WRITTEN PROBLEM A: Write the records from their first line through the line containing "paragraph: Determina-se, portanto, que" as a JSON list of strings, one string per line, leaving out blank lines.

PROVIDED PASSAGE:
Playing the music directly from the transfer (CD) media is fine

Hope someone out there can help....templii


----------



## i_like_salmo

Right I've cracked it, don't ask me why this works but it does!

Go to Control Panel > System > Hardware(tab) > Device Manager > IDE ATA/ATAPI Controllers > Primary IDE Channel (right click and choose properties)

Click on the "Driver" tab then "Uninstall". Windows will now tell you to restart so let it - ok when the restart has finished it will reinstall the driver for the IDE controllers and problem solved!

Although I have no idea how this happened the problem was to do with how the CPU used memory, something screwed up the IDE driver. Anyway fixed now, let me know if anyone else has had success with this.


----------



## templii

Hi i_like_salmo's,

I'm glad you have solved your problem but I am a bit worried that if I uninstal the IDE driver I might not be able to get it back????????


Regards

templii


----------



## i_like_salmo

All I can say is in my case Windows detected it immediately, I'm really just a problem solver - I don't really have much technical computer knowledge. 

If you're looking for assurance over whether it will definitely re-install I'd ask someone who has a better knowledge than me!

Good Luck!


----------



## JeffM

Windows will ALWAYS detect the ide driver as its one of the drivers that are built into Windows and it always looks for it on every boot. Don't worry , just do it


----------



## i_like_salmo

There you go matey. Just do it!


----------



## Quahogboy

I went ahead and tried this too. I wish I had found this a long time ago. I thought it had to do with the Flash version I had but it also fixed Quicktime too. Great easy fix. It automatically found my drive and installed the drivers for it.


----------



## JeffM

actually, as both REAL and QUICKTIME are getting rather bloated nowadays, if all you want is to play stuff there a substitute player for both of these formats which are very small.Probly find them some where like CNet or elsewhere.

JeffM


----------

WRITTEN PROBLEM B: Quote the forum thread word for word, from "Go to Control" through "success with this.".

SOURCE RECORDS:
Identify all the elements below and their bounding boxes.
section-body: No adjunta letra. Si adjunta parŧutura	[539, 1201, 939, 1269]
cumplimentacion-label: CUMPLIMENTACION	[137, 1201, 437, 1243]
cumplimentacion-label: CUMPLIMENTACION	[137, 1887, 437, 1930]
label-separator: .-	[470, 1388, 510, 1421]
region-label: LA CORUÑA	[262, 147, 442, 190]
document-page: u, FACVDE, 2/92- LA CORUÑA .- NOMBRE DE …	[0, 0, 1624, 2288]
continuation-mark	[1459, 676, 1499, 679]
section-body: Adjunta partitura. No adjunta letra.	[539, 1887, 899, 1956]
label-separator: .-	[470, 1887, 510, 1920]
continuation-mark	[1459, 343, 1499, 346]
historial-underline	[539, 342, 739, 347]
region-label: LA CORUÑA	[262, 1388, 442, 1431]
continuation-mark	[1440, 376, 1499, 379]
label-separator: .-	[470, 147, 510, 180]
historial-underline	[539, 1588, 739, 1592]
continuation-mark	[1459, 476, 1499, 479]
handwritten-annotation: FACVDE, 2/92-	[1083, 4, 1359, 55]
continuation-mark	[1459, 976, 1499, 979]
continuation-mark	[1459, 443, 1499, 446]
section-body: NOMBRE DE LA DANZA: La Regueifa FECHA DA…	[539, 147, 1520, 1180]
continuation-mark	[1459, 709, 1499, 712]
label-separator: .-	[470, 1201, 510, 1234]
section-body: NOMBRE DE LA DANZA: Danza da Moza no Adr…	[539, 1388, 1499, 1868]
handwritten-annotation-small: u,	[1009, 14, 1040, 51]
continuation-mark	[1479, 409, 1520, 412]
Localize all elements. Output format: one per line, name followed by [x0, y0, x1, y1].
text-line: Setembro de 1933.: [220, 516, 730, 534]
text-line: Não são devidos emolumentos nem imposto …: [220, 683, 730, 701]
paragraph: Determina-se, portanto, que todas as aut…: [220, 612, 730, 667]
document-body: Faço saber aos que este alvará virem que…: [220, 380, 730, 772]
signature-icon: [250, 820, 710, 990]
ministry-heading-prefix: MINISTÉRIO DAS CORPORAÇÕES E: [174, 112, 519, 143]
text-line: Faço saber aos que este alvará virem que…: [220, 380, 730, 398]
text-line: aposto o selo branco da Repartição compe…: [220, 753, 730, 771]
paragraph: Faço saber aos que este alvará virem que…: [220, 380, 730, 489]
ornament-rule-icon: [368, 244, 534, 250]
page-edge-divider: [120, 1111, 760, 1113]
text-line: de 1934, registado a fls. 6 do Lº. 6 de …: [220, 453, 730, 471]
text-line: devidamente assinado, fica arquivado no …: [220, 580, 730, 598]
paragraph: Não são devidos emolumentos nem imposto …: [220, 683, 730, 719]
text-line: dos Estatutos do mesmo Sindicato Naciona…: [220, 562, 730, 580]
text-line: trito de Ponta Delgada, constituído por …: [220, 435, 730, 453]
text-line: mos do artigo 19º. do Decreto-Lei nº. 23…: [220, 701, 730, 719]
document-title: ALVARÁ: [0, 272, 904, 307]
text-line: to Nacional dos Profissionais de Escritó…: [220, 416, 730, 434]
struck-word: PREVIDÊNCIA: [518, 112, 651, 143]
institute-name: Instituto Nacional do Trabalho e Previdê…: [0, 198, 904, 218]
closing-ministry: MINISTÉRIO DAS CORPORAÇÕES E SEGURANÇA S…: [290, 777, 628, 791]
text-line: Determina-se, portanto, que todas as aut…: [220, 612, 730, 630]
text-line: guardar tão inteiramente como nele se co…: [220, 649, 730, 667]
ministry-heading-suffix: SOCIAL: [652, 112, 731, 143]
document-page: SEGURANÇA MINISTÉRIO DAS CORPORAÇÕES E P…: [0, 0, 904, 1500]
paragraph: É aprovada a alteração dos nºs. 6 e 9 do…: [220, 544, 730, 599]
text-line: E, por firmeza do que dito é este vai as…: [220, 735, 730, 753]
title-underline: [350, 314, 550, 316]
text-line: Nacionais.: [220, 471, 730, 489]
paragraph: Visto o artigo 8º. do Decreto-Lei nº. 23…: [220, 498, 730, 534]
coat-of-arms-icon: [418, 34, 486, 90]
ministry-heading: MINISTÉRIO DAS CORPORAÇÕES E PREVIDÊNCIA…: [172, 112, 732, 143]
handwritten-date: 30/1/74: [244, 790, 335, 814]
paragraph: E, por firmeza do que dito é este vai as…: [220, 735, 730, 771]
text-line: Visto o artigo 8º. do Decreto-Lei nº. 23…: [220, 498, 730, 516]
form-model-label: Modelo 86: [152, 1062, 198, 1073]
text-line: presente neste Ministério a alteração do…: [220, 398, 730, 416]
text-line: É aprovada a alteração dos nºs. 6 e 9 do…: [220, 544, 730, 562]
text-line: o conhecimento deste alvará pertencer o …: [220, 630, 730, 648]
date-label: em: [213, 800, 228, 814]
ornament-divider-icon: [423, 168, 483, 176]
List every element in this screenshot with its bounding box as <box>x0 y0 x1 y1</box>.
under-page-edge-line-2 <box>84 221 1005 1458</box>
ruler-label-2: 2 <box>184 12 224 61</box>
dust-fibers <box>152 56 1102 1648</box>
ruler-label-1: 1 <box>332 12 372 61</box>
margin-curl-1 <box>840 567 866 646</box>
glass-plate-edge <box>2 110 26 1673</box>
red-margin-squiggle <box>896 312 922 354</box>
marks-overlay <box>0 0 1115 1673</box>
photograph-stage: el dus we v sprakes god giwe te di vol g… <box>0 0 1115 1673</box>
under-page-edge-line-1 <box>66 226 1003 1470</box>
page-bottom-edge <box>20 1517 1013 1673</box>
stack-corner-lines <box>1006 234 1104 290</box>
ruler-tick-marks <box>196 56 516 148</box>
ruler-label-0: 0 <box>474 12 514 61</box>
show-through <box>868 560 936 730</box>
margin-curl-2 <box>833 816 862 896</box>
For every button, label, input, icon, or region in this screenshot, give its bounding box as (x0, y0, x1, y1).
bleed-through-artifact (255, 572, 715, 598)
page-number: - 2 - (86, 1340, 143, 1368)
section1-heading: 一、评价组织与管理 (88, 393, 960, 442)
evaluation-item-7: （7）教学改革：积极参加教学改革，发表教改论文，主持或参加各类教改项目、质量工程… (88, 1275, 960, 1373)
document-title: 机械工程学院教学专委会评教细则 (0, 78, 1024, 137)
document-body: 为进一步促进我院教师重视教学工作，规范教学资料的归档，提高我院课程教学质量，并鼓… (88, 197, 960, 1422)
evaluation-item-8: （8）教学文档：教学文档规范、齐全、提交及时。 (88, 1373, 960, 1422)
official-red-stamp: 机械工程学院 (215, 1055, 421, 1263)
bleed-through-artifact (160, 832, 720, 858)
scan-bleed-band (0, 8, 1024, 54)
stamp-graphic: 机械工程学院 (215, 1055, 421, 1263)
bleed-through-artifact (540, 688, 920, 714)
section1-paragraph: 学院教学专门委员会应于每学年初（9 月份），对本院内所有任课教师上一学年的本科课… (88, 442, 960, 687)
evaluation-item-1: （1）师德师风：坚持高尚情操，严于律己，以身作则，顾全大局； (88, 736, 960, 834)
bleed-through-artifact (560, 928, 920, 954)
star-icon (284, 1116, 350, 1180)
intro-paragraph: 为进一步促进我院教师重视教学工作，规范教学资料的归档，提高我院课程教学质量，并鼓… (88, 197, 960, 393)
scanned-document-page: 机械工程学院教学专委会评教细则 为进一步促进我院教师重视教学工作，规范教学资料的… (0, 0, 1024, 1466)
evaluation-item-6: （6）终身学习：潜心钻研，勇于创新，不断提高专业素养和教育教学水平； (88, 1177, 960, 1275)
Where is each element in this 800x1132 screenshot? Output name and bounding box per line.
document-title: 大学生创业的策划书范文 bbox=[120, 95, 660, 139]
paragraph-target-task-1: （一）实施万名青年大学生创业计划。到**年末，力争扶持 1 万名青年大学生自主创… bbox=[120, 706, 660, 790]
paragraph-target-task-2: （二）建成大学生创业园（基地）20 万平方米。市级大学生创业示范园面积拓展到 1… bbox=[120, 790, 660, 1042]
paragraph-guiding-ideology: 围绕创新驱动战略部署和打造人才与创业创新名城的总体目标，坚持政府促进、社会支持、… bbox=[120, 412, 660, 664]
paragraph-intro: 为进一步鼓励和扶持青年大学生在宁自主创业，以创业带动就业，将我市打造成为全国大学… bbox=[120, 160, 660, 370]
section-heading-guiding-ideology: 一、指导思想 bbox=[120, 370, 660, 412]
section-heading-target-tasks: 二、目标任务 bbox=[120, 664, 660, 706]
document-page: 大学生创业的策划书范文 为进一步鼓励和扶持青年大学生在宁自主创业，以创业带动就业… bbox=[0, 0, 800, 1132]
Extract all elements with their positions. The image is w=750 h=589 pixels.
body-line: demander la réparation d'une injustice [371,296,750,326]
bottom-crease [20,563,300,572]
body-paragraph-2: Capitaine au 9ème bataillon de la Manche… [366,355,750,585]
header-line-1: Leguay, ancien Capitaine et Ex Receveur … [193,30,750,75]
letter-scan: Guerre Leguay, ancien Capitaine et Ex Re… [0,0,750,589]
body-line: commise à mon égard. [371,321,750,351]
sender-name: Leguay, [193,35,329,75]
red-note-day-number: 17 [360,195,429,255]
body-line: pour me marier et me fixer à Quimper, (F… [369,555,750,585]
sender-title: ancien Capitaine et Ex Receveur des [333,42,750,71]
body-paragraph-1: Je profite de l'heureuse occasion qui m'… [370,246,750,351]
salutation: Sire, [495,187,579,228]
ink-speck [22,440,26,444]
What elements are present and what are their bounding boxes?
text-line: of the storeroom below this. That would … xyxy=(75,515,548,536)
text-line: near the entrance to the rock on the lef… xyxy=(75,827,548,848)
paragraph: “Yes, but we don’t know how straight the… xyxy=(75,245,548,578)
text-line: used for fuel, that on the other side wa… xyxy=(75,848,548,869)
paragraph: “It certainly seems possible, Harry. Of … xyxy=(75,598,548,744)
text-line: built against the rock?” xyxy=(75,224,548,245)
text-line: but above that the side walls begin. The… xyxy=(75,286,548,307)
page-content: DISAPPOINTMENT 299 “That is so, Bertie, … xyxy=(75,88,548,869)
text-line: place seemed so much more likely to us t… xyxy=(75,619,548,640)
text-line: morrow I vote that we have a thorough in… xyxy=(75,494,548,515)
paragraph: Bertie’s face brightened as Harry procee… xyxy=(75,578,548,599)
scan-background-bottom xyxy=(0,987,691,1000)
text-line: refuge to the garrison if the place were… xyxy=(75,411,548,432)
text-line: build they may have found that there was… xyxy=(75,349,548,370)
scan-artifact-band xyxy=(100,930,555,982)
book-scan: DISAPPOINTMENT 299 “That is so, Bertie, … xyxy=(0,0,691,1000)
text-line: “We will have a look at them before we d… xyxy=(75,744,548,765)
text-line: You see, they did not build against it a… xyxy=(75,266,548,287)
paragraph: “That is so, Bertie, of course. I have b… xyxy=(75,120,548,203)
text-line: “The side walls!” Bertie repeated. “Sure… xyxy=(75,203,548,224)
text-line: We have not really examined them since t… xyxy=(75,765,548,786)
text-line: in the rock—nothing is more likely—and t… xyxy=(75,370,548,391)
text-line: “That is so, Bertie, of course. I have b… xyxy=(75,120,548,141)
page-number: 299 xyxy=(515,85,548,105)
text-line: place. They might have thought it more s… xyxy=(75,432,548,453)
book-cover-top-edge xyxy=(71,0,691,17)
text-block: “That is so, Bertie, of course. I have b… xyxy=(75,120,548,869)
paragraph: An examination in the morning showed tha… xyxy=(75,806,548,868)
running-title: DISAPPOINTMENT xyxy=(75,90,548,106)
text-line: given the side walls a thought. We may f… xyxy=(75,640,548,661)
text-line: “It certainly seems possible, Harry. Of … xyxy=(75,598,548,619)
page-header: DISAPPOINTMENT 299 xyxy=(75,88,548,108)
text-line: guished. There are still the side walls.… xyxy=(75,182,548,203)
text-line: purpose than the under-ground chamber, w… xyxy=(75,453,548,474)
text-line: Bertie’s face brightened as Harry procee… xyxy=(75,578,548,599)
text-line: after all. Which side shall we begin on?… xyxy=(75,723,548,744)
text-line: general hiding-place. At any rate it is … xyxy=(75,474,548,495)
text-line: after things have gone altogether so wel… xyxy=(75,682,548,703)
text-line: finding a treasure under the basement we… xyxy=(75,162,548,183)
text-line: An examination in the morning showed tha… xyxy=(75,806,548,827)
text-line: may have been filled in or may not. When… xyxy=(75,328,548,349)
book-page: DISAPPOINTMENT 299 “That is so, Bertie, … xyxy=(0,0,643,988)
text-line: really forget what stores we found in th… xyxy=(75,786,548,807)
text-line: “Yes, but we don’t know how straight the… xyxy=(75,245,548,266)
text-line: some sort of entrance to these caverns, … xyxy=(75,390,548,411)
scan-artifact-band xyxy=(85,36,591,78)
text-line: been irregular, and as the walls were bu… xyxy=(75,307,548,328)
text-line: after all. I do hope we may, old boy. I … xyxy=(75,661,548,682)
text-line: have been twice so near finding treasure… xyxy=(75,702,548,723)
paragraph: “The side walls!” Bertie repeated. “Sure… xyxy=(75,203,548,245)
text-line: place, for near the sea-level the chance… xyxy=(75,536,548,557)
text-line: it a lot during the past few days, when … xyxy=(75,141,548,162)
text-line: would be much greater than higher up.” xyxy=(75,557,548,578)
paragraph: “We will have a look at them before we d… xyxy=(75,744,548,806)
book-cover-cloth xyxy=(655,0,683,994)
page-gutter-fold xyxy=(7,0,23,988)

TASK ANSWER A:
[
  "Identify all the elements below and their bounding boxes.",
  "section-body: No adjunta letra. Si adjunta parŧutura\t[539, 1201, 939, 1269]",
  "cumplimentacion-label: CUMPLIMENTACION\t[137, 1201, 437, 1243]",
  "cumplimentacion-label: CUMPLIMENTACION\t[137, 1887, 437, 1930]",
  "label-separator: .-\t[470, 1388, 510, 1421]",
  "region-label: LA CORUÑA\t[262, 147, 442, 190]",
  "document-page: u, FACVDE, 2/92- LA CORUÑA .- NOMBRE DE …\t[0, 0, 1624, 2288]",
  "continuation-mark\t[1459, 676, 1499, 679]",
  "section-body: Adjunta partitura. No adjunta letra.\t[539, 1887, 899, 1956]",
  "label-separator: .-\t[470, 1887, 510, 1920]",
  "continuation-mark\t[1459, 343, 1499, 346]",
  "historial-underline\t[539, 342, 739, 347]",
  "region-label: LA CORUÑA\t[262, 1388, 442, 1431]",
  "continuation-mark\t[1440, 376, 1499, 379]",
  "label-separator: .-\t[470, 147, 510, 180]",
  "historial-underline\t[539, 1588, 739, 1592]",
  "continuation-mark\t[1459, 476, 1499, 479]",
  "handwritten-annotation: FACVDE, 2/92-\t[1083, 4, 1359, 55]",
  "continuation-mark\t[1459, 976, 1499, 979]",
  "continuation-mark\t[1459, 443, 1499, 446]",
  "section-body: NOMBRE DE LA DANZA: La Regueifa FECHA DA…\t[539, 147, 1520, 1180]",
  "continuation-mark\t[1459, 709, 1499, 712]",
  "label-separator: .-\t[470, 1201, 510, 1234]",
  "section-body: NOMBRE DE LA DANZA: Danza da Moza no Adr…\t[539, 1388, 1499, 1868]",
  "handwritten-annotation-small: u,\t[1009, 14, 1040, 51]",
  "continuation-mark\t[1479, 409, 1520, 412]",
  "Localize all elements. Output format: one per line, name followed by [x0, y0, x1, y1].",
  "text-line: Setembro de 1933.: [220, 516, 730, 534]",
  "text-line: Não são devidos emolumentos nem imposto …: [220, 683, 730, 701]",
  "paragraph: Determina-se, portanto, que todas as aut…: [220, 612, 730, 667]"
]

TASK ANSWER B:
Go to Control Panel > System > Hardware(tab) > Device Manager > IDE ATA/ATAPI Controllers > Primary IDE Channel (right click and choose properties)

Click on the "Driver" tab then "Uninstall". Windows will now tell you to restart so let it - ok when the restart has finished it will reinstall the driver for the IDE controllers and problem solved!

Although I have no idea how this happened the problem was to do with how the CPU used memory, something screwed up the IDE driver. Anyway fixed now, let me know if anyone else has had success with this.